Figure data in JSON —
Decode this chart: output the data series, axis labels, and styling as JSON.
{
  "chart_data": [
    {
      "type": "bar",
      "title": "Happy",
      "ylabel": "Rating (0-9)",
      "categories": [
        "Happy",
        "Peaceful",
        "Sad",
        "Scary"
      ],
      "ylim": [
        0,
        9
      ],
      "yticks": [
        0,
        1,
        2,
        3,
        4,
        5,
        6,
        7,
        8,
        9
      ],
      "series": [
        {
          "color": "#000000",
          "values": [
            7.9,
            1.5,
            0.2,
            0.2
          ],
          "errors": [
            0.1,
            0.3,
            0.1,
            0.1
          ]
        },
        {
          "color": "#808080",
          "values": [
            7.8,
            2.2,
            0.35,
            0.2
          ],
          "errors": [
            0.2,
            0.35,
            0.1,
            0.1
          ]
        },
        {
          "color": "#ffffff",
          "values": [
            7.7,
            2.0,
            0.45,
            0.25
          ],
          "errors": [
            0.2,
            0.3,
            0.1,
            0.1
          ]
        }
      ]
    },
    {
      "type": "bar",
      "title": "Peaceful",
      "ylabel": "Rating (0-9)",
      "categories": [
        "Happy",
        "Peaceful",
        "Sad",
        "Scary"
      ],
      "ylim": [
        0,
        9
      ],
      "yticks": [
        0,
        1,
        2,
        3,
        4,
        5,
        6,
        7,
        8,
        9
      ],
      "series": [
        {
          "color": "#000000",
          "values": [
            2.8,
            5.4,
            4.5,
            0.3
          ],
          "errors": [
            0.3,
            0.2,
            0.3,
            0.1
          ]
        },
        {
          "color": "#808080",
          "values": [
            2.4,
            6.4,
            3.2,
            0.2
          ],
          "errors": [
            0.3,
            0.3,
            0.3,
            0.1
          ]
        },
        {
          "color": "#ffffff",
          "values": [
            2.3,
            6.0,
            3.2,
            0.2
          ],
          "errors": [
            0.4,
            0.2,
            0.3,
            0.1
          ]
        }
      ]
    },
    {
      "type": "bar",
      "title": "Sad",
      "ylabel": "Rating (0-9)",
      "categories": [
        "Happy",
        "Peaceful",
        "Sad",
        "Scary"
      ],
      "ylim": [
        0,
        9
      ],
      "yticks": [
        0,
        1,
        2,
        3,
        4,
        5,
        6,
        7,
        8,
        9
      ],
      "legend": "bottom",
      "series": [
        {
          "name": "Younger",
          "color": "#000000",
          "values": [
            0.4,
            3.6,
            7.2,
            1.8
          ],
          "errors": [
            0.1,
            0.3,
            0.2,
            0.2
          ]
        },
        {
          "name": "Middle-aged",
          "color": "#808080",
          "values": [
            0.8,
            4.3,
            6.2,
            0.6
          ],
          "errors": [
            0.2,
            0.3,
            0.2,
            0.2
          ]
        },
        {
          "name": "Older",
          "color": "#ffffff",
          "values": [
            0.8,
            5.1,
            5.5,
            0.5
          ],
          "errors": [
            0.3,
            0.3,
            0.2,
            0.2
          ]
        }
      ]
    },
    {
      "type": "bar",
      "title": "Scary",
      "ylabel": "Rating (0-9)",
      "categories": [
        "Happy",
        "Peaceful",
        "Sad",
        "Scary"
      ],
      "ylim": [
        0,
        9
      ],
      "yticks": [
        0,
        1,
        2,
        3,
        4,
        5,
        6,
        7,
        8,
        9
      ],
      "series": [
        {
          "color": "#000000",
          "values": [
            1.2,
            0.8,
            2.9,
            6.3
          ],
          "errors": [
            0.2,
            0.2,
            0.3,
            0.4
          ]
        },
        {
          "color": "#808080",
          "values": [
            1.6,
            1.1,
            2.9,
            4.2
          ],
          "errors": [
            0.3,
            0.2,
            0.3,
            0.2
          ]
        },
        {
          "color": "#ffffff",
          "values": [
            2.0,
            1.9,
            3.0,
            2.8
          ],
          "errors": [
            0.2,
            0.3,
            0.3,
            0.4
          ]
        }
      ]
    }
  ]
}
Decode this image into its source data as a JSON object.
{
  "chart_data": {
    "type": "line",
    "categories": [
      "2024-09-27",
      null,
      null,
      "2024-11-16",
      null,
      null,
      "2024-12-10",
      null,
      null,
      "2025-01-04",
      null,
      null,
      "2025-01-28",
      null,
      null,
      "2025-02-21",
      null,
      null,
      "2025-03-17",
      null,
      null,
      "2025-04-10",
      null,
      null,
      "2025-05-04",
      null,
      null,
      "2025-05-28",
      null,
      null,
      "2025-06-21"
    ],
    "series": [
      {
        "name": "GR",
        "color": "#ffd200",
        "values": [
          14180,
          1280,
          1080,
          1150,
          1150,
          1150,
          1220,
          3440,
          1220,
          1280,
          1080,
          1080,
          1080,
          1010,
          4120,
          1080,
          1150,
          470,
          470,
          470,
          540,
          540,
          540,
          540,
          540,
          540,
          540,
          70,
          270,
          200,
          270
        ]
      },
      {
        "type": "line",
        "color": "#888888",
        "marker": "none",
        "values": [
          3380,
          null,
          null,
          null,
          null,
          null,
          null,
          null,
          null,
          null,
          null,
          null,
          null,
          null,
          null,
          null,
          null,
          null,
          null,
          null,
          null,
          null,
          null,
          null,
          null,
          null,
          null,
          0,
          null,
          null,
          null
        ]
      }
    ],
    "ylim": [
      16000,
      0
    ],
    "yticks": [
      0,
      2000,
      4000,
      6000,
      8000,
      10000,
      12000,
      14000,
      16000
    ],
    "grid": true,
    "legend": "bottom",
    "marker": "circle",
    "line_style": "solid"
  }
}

Problem to work on —
The records above should be returned exactly.

In response —
Decode this chart: output the data series, axis labels, and styling as JSON.
{
  "chart_data": [
    {
      "type": "bar",
      "title": "Happy",
      "ylabel": "Rating (0-9)",
      "categories": [
        "Happy",
        "Peaceful",
        "Sad",
        "Scary"
      ],
      "ylim": [
        0,
        9
      ],
      "yticks": [
        0,
        1,
        2,
        3,
        4,
        5,
        6,
        7,
        8,
        9
      ],
      "series": [
        {
          "color": "#000000",
          "values": [
            7.9,
            1.5,
            0.2,
            0.2
          ],
          "errors": [
            0.1,
            0.3,
            0.1,
            0.1
          ]
        },
        {
          "color": "#808080",
          "values": [
            7.8,
            2.2,
            0.35,
            0.2
          ],
          "errors": [
            0.2,
            0.35,
            0.1,
            0.1
          ]
        },
        {
          "color": "#ffffff",
          "values": [
            7.7,
            2.0,
            0.45,
            0.25
          ],
          "errors": [
            0.2,
            0.3,
            0.1,
            0.1
          ]
        }
      ]
    },
    {
      "type": "bar",
      "title": "Peaceful",
      "ylabel": "Rating (0-9)",
      "categories": [
        "Happy",
        "Peaceful",
        "Sad",
        "Scary"
      ],
      "ylim": [
        0,
        9
      ],
      "yticks": [
        0,
        1,
        2,
        3,
        4,
        5,
        6,
        7,
        8,
        9
      ],
      "series": [
        {
          "color": "#000000",
          "values": [
            2.8,
            5.4,
            4.5,
            0.3
          ],
          "errors": [
            0.3,
            0.2,
            0.3,
            0.1
          ]
        },
        {
          "color": "#808080",
          "values": [
            2.4,
            6.4,
            3.2,
            0.2
          ],
          "errors": [
            0.3,
            0.3,
            0.3,
            0.1
          ]
        },
        {
          "color": "#ffffff",
          "values": [
            2.3,
            6.0,
            3.2,
            0.2
          ],
          "errors": [
            0.4,
            0.2,
            0.3,
            0.1
          ]
        }
      ]
    },
    {
      "type": "bar",
      "title": "Sad",
      "ylabel": "Rating (0-9)",
      "categories": [
        "Happy",
        "Peaceful",
        "Sad",
        "Scary"
      ],
      "ylim": [
        0,
        9
      ],
      "yticks": [
        0,
        1,
        2,
        3,
        4,
        5,
        6,
        7,
        8,
        9
      ],
      "legend": "bottom",
      "series": [
        {
          "name": "Younger",
          "color": "#000000",
          "values": [
            0.4,
            3.6,
            7.2,
            1.8
          ],
          "errors": [
            0.1,
            0.3,
            0.2,
            0.2
          ]
        },
        {
          "name": "Middle-aged",
          "color": "#808080",
          "values": [
            0.8,
            4.3,
            6.2,
            0.6
          ],
          "errors": [
            0.2,
            0.3,
            0.2,
            0.2
          ]
        },
        {
          "name": "Older",
          "color": "#ffffff",
          "values": [
            0.8,
            5.1,
            5.5,
            0.5
          ],
          "errors": [
            0.3,
            0.3,
            0.2,
            0.2
          ]
        }
      ]
    },
    {
      "type": "bar",
      "title": "Scary",
      "ylabel": "Rating (0-9)",
      "categories": [
        "Happy",
        "Peaceful",
        "Sad",
        "Scary"
      ],
      "ylim": [
        0,
        9
      ],
      "yticks": [
        0,
        1,
        2,
        3,
        4,
        5,
        6,
        7,
        8,
        9
      ],
      "series": [
        {
          "color": "#000000",
          "values": [
            1.2,
            0.8,
            2.9,
            6.3
          ],
          "errors": [
            0.2,
            0.2,
            0.3,
            0.4
          ]
        },
        {
          "color": "#808080",
          "values": [
            1.6,
            1.1,
            2.9,
            4.2
          ],
          "errors": [
            0.3,
            0.2,
            0.3,
            0.2
          ]
        },
        {
          "color": "#ffffff",
          "values": [
            2.0,
            1.9,
            3.0,
            2.8
          ],
          "errors": [
            0.2,
            0.3,
            0.3,
            0.4
          ]
        }
      ]
    }
  ]
}
Decode this image into its source data as a JSON object.
{
  "chart_data": {
    "type": "line",
    "categories": [
      "2024-09-27",
      null,
      null,
      "2024-11-16",
      null,
      null,
      "2024-12-10",
      null,
      null,
      "2025-01-04",
      null,
      null,
      "2025-01-28",
      null,
      null,
      "2025-02-21",
      null,
      null,
      "2025-03-17",
      null,
      null,
      "2025-04-10",
      null,
      null,
      "2025-05-04",
      null,
      null,
      "2025-05-28",
      null,
      null,
      "2025-06-21"
    ],
    "series": [
      {
        "name": "GR",
        "color": "#ffd200",
        "values": [
          14180,
          1280,
          1080,
          1150,
          1150,
          1150,
          1220,
          3440,
          1220,
          1280,
          1080,
          1080,
          1080,
          1010,
          4120,
          1080,
          1150,
          470,
          470,
          470,
          540,
          540,
          540,
          540,
          540,
          540,
          540,
          70,
          270,
          200,
          270
        ]
      },
      {
        "type": "line",
        "color": "#888888",
        "marker": "none",
        "values": [
          3380,
          null,
          null,
          null,
          null,
          null,
          null,
          null,
          null,
          null,
          null,
          null,
          null,
          null,
          null,
          null,
          null,
          null,
          null,
          null,
          null,
          null,
          null,
          null,
          null,
          null,
          null,
          0,
          null,
          null,
          null
        ]
      }
    ],
    "ylim": [
      16000,
      0
    ],
    "yticks": [
      0,
      2000,
      4000,
      6000,
      8000,
      10000,
      12000,
      14000,
      16000
    ],
    "grid": true,
    "legend": "bottom",
    "marker": "circle",
    "line_style": "solid"
  }
}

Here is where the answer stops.